Source text
● ● ● ● ●

May 7 (Bloomberg) -- West Texas Intermediate advanced for a second day after an industry report showed crude stockpiles declined in the U.S., the world’s biggest oil consumer. Brent gained in London as the U.S. considered further sanctions on Russia.

Futures rose as much as 1.1 percent in New York. Total U.S. crude inventories shrank by 1.82 million barrels last week as supplies slid at Cushing, Oklahoma, the delivery point for WTI, the American Petroleum Institute said yesterday. The U.S. is discussing further sanctions on Russia amid violence in Ukraine, two White House officials told Congress.

“Hedge funds are very bullish on oil, they have seen the reduction of inventories at Cushing as the explanation for the rally in WTI,” Ole Hansen, the head of commodity strategy at Saxo Bank A/S, said in an interview in Dubai today. “The tension in Ukraine has been adding some support.”

WTI for June delivery increased as much as $1.09 to $100.59 a barrel in electronic trading on the New York Mercantile Exchange, before trading for $100.04 at 1:36 p.m. London time. The contract gained 2 cents to $99.50 yesterday. The volume of all futures traded was about 24 percent below the 100-day average for the time of day. Prices have advanced 1.6 percent this year.

● ● ● ● ●

Challenges
1. Write out the part of the oil market report that runs from "May 7 (Bloomberg)" to "officials told Congress.".
2. According to the oil market report, by how much did total U.S. crude inventories shrink last week?
3. List every percentage figure given in the oil market report.
The rows after this aren't needed.

[Extracted data entries]
● ● ● ● ●

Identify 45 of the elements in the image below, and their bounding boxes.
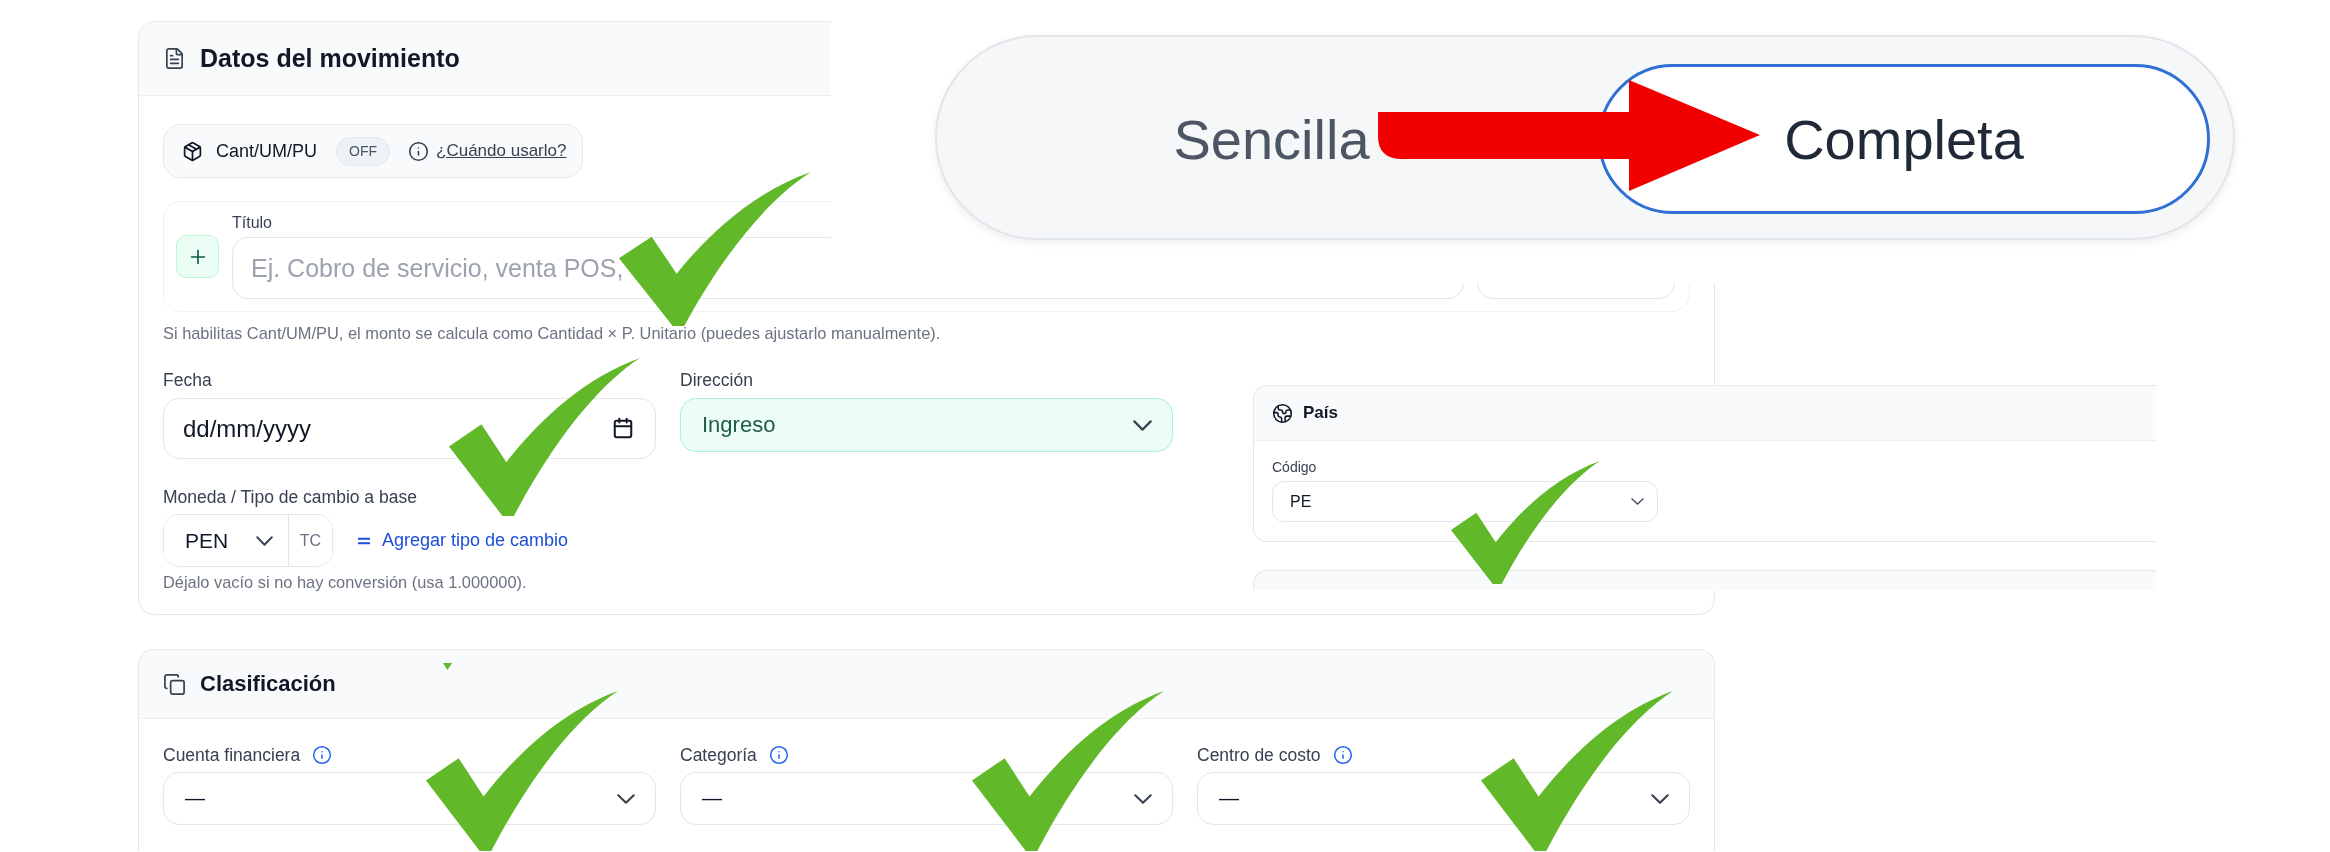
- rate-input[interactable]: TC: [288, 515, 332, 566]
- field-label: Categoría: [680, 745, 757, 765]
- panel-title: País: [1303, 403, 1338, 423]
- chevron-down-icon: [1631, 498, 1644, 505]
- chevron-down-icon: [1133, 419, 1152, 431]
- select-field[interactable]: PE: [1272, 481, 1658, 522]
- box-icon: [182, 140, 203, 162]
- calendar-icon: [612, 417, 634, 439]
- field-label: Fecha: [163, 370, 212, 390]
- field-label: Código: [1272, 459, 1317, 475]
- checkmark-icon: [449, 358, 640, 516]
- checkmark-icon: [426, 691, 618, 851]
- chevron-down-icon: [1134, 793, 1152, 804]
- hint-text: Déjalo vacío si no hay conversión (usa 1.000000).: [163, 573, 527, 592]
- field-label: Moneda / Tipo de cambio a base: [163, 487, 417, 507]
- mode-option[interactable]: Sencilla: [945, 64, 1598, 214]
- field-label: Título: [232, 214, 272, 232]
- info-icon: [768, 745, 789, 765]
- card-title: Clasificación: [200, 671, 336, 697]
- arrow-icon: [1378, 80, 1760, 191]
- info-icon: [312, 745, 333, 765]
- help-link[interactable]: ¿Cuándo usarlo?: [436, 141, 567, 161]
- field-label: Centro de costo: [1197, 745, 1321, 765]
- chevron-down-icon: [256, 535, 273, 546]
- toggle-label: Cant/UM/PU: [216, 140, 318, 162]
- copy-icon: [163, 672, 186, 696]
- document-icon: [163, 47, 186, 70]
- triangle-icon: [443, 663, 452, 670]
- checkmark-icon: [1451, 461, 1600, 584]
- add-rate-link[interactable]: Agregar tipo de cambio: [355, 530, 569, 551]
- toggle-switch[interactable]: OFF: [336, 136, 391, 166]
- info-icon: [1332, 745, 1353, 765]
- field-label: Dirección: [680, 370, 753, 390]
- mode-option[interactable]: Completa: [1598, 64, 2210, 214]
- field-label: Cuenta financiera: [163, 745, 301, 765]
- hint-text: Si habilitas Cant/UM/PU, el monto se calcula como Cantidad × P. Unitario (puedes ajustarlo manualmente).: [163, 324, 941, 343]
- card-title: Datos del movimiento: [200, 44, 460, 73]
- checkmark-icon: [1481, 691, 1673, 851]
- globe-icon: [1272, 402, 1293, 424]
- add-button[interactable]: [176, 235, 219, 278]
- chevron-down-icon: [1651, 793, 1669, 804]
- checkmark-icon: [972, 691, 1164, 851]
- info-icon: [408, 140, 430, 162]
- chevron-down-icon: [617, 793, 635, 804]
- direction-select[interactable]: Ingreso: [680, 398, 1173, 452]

● ● ● ● ●

Exercise solutions
1.
May 7 (Bloomberg) -- West Texas Intermediate advanced for a second day after an industry report showed crude stockpiles declined in the U.S., the world’s biggest oil consumer. Brent gained in London as the U.S. considered further sanctions on Russia.

Futures rose as much as 1.1 percent in New York. Total U.S. crude inventories shrank by 1.82 million barrels last week as supplies slid at Cushing, Oklahoma, the delivery point for WTI, the American Petroleum Institute said yesterday. The U.S. is discussing further sanctions on Russia amid violence in Ukraine, two White House officials told Congress.

2. 1.82 million barrels

3.
1.1 percent
24 percent
1.6 percent